▶ _WHAT YOU WILL DO_
Only a number is wanted: how many lines in the listing contain the word "state"?

·····

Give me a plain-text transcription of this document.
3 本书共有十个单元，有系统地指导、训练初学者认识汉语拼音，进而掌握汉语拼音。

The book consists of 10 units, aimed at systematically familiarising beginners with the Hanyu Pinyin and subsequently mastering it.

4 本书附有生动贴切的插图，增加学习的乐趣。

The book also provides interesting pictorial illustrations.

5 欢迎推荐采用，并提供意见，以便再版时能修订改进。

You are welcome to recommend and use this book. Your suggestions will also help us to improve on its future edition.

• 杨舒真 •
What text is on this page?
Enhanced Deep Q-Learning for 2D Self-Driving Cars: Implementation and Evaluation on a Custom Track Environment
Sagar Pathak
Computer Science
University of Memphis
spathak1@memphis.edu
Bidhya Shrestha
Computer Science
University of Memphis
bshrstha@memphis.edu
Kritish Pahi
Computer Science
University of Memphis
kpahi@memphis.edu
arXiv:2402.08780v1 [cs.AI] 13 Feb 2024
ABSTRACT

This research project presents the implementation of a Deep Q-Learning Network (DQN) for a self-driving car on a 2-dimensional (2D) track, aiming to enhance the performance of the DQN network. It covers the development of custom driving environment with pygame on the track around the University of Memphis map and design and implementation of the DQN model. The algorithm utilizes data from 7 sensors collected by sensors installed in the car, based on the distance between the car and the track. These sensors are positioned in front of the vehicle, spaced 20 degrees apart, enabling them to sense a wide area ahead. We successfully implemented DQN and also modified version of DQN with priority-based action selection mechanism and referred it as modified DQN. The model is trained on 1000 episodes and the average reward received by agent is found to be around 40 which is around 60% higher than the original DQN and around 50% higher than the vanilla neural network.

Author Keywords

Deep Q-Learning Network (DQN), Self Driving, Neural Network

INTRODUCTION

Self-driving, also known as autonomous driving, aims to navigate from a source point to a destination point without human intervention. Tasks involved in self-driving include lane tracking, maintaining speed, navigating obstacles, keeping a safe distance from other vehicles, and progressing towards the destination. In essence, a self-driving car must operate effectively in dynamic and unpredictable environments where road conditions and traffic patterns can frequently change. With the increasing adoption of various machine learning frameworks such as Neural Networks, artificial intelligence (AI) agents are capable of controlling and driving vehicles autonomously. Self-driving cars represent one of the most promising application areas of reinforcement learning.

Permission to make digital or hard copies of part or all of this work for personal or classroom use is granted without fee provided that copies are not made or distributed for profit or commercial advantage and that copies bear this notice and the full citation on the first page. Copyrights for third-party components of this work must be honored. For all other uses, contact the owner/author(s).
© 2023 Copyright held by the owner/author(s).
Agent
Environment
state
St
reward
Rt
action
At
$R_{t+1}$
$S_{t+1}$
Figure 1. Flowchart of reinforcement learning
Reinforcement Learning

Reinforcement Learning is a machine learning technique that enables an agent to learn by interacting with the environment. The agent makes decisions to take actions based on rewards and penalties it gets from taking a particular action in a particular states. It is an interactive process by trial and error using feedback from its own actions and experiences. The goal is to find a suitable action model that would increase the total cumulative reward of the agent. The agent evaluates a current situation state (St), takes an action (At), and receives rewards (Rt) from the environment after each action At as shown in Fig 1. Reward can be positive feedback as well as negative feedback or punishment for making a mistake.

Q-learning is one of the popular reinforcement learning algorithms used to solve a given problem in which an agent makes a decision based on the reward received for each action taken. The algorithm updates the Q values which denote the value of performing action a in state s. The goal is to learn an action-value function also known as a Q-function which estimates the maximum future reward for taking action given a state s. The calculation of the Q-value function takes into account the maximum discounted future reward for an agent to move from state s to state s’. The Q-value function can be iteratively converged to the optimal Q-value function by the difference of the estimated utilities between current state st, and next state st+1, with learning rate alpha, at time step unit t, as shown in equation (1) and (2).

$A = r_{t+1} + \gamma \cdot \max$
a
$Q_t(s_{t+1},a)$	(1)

·····

▶ _RESPONSE BELOW_
3